*PASSAGE FOR REVIEW:*
Today we welcome guest blogger Amy Hair, MD, neonatologist at Texas Children’s Hospital. Dr. Hair specializes in neonatal nutrition.
Online shopping, in many cases, seems to be the way to go; it’s faster, cheaper and more convenient for the consumer than visiting the store. But, a study published in the May 2015 issue of Pediatrics shows convenience isn’t always best, especially when it comes to your infant’s health.
There are many reasons a mother may turn to purchasing breast milk. In the case of a premature birth, mothers may not be producing enough breast milk. In addition to lower production due to an early birth, the stress and shock that a mother feels after giving birth pre-term can be exacerbated by the requirements of expressing breast milk at all hours of the day and night. In many of these cases, a mother may think to buy breast milk online.

*TASK INSTRUCTIONS:*
1. Please rewrite the breast milk text from "Today we welcome" up to and including "your infant’s health.", putting "guest writer" in place of "guest blogger".
2. In the breast milk text, what does Dr. Hair specialize in?
3. Take the text on buying breast milk online further, picking up after its final sentence.
The lines that come after this text have nothing to do with the work here.

*DATASET CONTENT:*
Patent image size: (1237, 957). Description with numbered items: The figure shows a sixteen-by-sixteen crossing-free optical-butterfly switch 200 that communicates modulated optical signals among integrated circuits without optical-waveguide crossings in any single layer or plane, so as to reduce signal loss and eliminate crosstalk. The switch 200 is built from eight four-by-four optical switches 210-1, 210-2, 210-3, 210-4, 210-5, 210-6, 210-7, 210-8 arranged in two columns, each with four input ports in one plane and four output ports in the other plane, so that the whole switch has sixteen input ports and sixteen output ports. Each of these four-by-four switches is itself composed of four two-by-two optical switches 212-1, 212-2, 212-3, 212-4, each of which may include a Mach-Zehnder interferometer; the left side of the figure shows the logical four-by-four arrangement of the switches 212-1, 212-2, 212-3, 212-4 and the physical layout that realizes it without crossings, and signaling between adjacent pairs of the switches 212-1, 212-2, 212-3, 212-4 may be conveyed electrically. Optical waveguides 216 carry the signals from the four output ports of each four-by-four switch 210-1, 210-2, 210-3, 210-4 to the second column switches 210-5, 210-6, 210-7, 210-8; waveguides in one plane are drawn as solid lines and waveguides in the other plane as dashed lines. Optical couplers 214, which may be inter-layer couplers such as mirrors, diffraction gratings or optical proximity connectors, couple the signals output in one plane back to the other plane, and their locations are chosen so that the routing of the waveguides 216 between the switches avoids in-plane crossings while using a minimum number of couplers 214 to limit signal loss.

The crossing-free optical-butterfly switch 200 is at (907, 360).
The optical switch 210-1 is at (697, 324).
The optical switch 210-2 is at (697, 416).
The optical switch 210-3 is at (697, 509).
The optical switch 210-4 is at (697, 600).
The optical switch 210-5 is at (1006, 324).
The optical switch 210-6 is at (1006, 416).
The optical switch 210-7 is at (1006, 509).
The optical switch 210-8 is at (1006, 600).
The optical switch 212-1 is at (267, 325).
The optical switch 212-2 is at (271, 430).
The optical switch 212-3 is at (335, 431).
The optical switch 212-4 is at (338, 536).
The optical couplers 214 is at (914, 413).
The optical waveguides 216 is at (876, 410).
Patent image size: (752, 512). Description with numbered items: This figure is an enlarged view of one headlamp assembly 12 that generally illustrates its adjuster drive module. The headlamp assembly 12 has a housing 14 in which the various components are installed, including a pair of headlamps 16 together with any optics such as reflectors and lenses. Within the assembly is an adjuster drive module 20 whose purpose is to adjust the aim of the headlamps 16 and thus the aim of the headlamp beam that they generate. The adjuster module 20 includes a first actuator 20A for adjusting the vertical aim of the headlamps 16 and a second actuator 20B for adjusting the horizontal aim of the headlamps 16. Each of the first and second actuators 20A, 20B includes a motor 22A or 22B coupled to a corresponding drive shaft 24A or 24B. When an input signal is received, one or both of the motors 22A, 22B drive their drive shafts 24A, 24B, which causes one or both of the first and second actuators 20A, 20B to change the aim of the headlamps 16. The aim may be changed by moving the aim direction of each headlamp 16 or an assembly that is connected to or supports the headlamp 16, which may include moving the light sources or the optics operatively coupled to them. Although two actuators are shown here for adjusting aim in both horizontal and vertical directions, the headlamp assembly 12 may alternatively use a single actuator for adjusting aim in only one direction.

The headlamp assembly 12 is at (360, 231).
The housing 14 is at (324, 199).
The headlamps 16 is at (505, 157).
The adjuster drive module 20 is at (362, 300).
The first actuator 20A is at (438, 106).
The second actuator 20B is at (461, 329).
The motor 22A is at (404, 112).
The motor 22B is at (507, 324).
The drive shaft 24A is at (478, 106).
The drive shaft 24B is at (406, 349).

*RESPONSES FOR EACH TASK:*
1.
Today we welcome guest writer Amy Hair, MD, neonatologist at Texas Children’s Hospital. Dr. Hair specializes in neonatal nutrition.
Online shopping, in many cases, seems to be the way to go; it’s faster, cheaper and more convenient for the consumer than visiting the store. But, a study published in the May 2015 issue of Pediatrics shows convenience isn’t always best, especially when it comes to your infant’s health.

2. Neonatal nutrition.

3.
Online human milk donation and sharing has become more popular in recent years with an estimated 13,000 advertisements popping up annually on popular seller sites. Some mothers turn to the internet to obtain breast milk because purchasing it from milk banks can be expensive. Prices often range from three to five dollars an ounce, leading some people to refer to the commodity as “liquid gold.” Although many sellers may be posting and donating altruistically, not everyone has the purest of intentions, as proven by this new study.
Researchers tested 102 samples from donor milk advertised online and found that 1 in 10 samples were contaminated with cow’s milk. Of the 11 total samples which contained bovine DNA, 10 had enough contamination to be considered non-accidental. This contamination poses a large and dangerous risk to infants who may have an allergy or intolerance to cow’s milk. Additionally, the researchers found that nearly all of the bags of milk they purchased online arrived without meeting the correct temperature requirements for breast milk and that 75 percent of the samples had high levels of bacterial contamination or detectable levels of disease-causing pathogens, such as Salmonella and E. coli, which would make the milk unsafe for infant consumption.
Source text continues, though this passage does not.